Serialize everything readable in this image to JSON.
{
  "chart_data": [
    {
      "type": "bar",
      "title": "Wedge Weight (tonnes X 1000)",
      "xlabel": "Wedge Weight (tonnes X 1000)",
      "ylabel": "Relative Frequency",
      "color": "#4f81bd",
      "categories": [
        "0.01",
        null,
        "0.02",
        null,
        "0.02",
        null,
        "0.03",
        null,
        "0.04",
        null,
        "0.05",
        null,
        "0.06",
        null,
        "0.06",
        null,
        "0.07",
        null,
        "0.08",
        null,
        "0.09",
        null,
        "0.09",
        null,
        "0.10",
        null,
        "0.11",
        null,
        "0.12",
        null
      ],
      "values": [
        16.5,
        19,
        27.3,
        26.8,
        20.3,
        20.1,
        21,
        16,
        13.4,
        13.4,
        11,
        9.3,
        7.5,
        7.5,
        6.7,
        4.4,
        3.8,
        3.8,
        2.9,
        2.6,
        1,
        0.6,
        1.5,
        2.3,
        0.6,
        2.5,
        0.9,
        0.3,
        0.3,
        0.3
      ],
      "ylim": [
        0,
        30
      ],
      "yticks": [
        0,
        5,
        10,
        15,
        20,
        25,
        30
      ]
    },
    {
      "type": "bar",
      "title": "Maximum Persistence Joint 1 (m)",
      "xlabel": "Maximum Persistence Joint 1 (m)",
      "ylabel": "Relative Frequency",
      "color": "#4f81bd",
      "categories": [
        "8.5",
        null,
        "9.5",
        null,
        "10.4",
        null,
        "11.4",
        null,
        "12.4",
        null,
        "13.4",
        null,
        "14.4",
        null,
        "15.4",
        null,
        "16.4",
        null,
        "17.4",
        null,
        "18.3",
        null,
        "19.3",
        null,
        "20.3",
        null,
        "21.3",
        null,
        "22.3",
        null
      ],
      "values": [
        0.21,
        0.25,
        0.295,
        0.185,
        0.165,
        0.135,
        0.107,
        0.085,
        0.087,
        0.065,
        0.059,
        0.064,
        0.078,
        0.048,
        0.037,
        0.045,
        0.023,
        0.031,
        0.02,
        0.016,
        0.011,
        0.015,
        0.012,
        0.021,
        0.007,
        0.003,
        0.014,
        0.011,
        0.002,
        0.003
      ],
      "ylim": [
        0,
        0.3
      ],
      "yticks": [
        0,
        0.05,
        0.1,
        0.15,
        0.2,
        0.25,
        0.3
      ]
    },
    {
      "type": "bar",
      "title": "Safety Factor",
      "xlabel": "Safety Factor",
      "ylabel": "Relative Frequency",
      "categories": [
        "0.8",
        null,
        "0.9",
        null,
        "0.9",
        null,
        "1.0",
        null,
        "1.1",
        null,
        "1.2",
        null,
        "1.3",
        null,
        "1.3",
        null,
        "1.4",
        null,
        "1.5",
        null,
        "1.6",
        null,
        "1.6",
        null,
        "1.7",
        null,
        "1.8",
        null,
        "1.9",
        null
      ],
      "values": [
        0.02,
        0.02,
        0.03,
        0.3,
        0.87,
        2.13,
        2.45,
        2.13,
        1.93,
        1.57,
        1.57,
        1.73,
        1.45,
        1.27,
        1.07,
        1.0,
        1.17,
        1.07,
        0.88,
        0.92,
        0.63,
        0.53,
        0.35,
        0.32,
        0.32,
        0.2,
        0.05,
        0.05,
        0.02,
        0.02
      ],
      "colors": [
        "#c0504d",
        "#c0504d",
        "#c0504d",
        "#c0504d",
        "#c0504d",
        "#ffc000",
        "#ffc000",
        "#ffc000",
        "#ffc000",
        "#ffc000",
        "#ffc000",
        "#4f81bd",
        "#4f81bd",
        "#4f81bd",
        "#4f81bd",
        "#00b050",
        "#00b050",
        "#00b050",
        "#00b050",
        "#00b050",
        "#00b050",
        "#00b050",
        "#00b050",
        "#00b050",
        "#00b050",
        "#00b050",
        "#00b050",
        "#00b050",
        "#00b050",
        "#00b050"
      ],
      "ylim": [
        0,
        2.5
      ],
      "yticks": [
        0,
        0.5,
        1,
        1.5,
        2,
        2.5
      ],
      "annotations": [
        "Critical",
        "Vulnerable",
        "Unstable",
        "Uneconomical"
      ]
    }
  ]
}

::::

- [TO BE DONE]: Lines that hold "Maximum" are the ones to copy; find all of them.

- [TASK OUTPUT]:
      "title": "Maximum Persistence Joint 1 (m)",
      "xlabel": "Maximum Persistence Joint 1 (m)",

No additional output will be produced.